BEGIN LISTED RECORDS

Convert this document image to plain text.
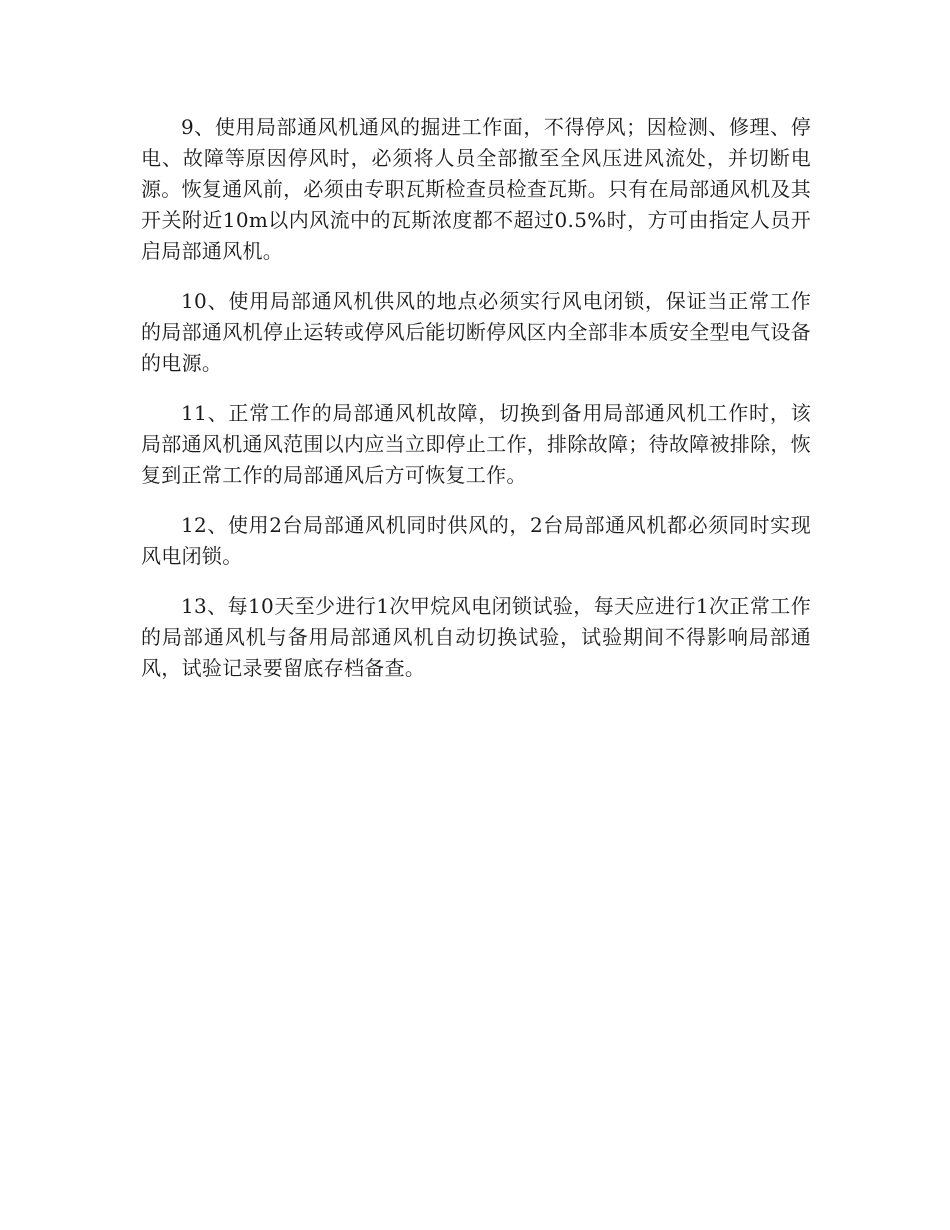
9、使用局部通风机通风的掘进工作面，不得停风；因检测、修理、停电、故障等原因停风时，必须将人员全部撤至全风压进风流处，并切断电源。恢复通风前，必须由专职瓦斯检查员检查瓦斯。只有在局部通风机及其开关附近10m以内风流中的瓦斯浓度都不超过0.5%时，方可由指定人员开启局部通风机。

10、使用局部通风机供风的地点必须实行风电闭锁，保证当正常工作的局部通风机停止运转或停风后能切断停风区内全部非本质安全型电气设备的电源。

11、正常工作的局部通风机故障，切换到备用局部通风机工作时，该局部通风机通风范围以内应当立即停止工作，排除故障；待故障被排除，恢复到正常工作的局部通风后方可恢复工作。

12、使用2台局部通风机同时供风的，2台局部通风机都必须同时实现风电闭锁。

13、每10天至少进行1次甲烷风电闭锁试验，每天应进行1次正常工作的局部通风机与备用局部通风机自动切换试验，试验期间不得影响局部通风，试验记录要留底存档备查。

END LISTED RECORDS
BEGIN LISTED RECORDS

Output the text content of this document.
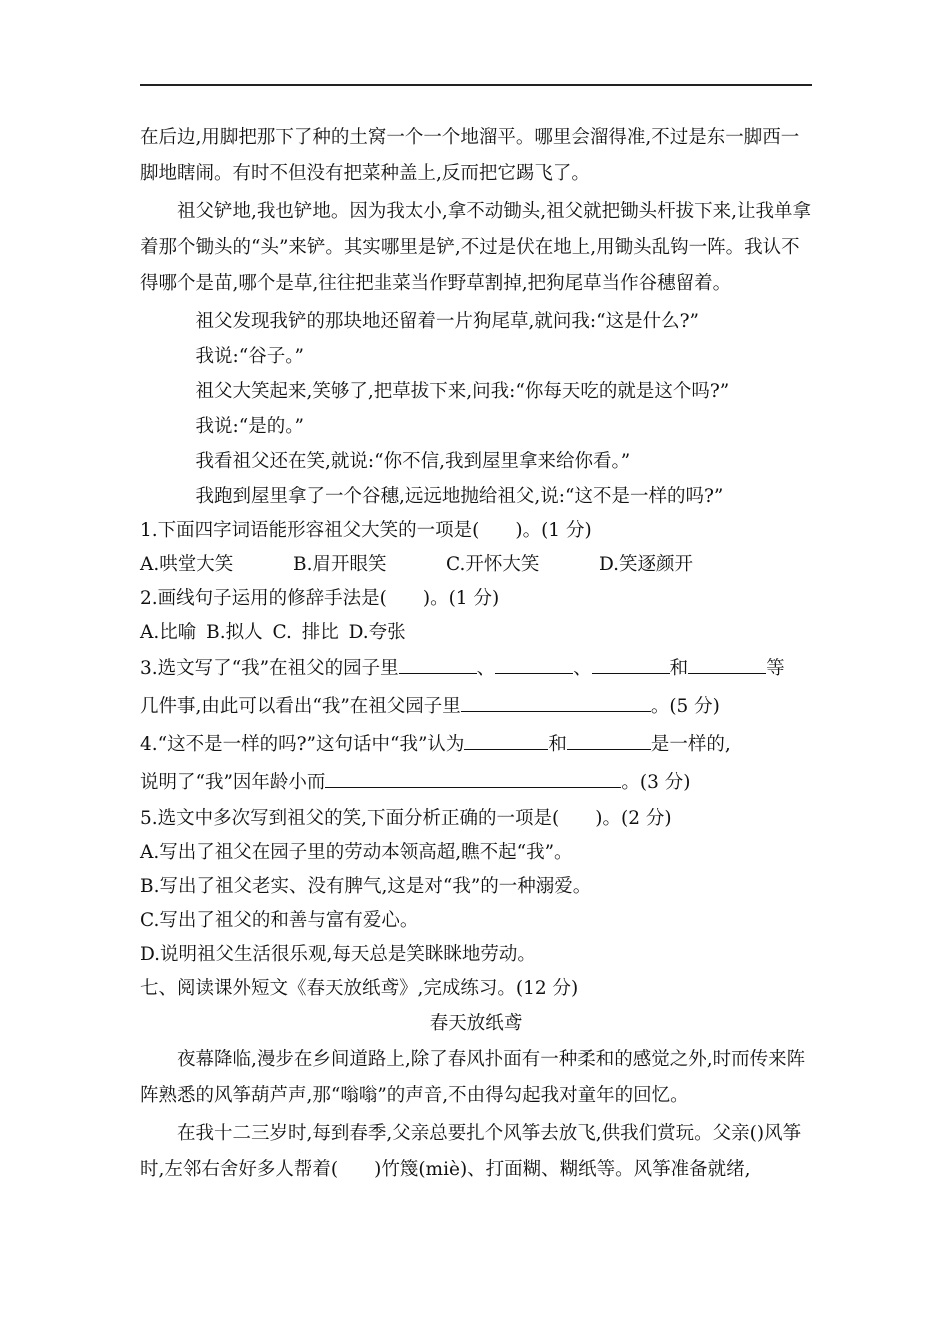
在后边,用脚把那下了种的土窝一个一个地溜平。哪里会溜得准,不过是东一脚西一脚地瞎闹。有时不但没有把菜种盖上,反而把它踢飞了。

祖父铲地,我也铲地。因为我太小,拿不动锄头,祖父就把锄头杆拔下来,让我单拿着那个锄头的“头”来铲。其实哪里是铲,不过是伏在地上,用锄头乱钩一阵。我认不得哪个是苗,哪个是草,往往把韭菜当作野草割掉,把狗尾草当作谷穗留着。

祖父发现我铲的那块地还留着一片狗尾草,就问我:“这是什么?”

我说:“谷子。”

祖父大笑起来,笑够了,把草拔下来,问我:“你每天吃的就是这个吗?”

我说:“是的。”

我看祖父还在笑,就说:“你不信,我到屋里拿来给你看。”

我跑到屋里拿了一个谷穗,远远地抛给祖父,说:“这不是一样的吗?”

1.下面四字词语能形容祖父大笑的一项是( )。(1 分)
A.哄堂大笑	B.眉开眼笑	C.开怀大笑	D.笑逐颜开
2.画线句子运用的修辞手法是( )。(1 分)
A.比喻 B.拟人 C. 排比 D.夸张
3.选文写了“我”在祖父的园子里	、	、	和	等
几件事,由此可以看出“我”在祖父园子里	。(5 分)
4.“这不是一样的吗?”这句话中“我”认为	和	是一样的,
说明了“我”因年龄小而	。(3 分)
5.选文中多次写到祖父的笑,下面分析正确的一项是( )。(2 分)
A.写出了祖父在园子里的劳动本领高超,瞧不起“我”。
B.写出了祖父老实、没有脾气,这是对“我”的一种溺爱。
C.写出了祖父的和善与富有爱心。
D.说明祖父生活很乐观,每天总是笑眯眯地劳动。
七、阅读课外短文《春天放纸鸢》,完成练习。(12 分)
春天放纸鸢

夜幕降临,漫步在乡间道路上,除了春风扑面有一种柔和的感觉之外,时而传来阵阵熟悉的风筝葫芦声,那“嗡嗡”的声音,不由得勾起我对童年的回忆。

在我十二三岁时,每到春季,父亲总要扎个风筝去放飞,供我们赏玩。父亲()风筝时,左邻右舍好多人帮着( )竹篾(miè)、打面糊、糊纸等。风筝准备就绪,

END LISTED RECORDS

In the entries above, find lines with "this" and copy each.

Convert this document image to plain text.
Output the text content of this document.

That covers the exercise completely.